Task goal
Check each line of the listing below for the string "下列说法不正确的是", and copy the ones that have it.

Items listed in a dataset
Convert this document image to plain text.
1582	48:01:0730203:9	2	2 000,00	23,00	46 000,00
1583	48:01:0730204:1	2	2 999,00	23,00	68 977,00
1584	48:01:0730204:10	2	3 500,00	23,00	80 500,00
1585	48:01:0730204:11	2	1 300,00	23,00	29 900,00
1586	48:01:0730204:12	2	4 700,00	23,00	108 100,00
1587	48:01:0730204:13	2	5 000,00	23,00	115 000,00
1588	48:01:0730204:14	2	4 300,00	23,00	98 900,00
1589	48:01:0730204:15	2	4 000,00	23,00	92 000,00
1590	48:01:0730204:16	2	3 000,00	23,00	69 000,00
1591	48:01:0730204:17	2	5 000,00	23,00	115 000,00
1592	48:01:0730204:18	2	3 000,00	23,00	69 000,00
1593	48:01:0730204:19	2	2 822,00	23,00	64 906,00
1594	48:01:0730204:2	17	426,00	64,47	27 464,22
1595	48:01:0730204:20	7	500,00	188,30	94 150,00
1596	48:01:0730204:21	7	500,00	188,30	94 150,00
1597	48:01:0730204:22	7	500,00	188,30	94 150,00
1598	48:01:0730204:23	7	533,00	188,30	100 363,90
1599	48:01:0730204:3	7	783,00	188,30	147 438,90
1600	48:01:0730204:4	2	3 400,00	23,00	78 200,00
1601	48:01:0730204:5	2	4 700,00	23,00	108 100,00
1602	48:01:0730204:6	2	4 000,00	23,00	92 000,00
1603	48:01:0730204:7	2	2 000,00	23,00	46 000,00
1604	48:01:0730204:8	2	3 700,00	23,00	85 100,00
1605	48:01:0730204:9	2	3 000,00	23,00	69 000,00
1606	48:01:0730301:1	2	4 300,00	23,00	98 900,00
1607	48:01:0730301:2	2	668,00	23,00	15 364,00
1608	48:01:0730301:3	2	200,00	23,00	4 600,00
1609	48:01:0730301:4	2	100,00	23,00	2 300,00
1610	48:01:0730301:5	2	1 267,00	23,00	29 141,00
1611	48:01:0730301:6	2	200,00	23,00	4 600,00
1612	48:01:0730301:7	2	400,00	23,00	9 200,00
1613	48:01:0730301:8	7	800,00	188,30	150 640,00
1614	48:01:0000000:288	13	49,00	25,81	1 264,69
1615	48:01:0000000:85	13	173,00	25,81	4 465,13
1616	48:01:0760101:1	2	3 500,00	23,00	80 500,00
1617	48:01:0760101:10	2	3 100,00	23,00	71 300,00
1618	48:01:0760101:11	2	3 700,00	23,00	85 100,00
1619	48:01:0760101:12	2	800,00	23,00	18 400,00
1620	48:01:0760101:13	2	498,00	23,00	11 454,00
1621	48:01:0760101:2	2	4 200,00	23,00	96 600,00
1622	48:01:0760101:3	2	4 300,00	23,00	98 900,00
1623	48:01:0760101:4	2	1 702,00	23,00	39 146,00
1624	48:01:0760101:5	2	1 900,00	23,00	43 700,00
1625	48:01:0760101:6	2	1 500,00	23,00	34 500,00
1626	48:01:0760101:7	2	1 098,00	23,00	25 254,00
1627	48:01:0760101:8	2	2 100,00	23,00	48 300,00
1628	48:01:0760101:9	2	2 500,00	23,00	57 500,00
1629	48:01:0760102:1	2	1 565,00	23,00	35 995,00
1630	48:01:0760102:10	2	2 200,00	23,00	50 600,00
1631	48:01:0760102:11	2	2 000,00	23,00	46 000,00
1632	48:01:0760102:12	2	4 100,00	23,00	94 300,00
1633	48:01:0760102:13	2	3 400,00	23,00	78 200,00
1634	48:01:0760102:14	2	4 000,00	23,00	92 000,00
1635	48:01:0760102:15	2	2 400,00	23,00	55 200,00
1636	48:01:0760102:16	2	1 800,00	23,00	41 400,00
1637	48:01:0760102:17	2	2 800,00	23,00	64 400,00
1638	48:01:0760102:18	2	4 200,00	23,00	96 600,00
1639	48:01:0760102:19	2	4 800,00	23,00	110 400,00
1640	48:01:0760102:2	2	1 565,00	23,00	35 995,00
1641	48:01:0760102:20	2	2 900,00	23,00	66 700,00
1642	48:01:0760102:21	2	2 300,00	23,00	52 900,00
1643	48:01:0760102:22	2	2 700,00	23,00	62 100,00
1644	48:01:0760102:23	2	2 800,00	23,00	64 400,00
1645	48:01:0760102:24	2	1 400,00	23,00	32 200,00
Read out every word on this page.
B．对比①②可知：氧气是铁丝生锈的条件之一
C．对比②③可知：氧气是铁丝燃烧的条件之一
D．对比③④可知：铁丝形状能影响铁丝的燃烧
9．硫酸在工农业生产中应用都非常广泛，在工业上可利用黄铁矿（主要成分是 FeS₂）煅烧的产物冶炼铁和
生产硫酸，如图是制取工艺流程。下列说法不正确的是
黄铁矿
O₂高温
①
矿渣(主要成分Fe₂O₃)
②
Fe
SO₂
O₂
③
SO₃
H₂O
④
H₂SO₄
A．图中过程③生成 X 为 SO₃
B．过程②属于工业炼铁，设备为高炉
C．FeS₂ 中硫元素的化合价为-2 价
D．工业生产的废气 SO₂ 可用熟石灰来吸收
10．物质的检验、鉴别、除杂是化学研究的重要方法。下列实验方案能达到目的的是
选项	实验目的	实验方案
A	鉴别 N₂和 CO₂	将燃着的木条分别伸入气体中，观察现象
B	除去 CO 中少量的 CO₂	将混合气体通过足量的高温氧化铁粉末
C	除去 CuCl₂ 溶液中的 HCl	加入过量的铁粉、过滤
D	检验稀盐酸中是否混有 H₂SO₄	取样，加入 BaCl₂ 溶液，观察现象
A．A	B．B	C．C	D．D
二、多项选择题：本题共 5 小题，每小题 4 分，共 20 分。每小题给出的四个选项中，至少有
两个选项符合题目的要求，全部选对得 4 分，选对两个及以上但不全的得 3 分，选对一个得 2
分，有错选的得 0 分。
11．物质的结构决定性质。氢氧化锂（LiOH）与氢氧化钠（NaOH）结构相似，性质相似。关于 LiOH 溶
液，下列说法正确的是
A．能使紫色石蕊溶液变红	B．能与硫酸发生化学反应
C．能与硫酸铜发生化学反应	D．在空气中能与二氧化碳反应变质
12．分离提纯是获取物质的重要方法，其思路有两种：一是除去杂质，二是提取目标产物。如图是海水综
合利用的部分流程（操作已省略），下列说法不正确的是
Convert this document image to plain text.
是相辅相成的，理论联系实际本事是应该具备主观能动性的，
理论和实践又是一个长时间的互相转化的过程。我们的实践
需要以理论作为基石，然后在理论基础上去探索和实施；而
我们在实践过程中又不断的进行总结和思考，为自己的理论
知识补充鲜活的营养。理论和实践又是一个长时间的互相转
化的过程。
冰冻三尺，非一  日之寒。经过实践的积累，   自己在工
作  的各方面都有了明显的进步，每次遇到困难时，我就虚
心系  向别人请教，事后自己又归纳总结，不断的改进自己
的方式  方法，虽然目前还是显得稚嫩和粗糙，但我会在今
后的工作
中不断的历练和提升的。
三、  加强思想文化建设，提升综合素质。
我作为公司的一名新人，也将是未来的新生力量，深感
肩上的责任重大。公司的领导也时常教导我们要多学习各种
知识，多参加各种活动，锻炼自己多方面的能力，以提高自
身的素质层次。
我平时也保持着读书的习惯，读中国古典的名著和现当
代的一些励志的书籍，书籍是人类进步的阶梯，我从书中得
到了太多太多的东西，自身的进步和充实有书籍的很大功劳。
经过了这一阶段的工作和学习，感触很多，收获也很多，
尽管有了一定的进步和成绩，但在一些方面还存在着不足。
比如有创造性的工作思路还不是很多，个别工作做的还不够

Exercise answer
生产硫酸，如图是制取工艺流程。下列说法不正确的是
合利用的部分流程（操作已省略），下列说法不正确的是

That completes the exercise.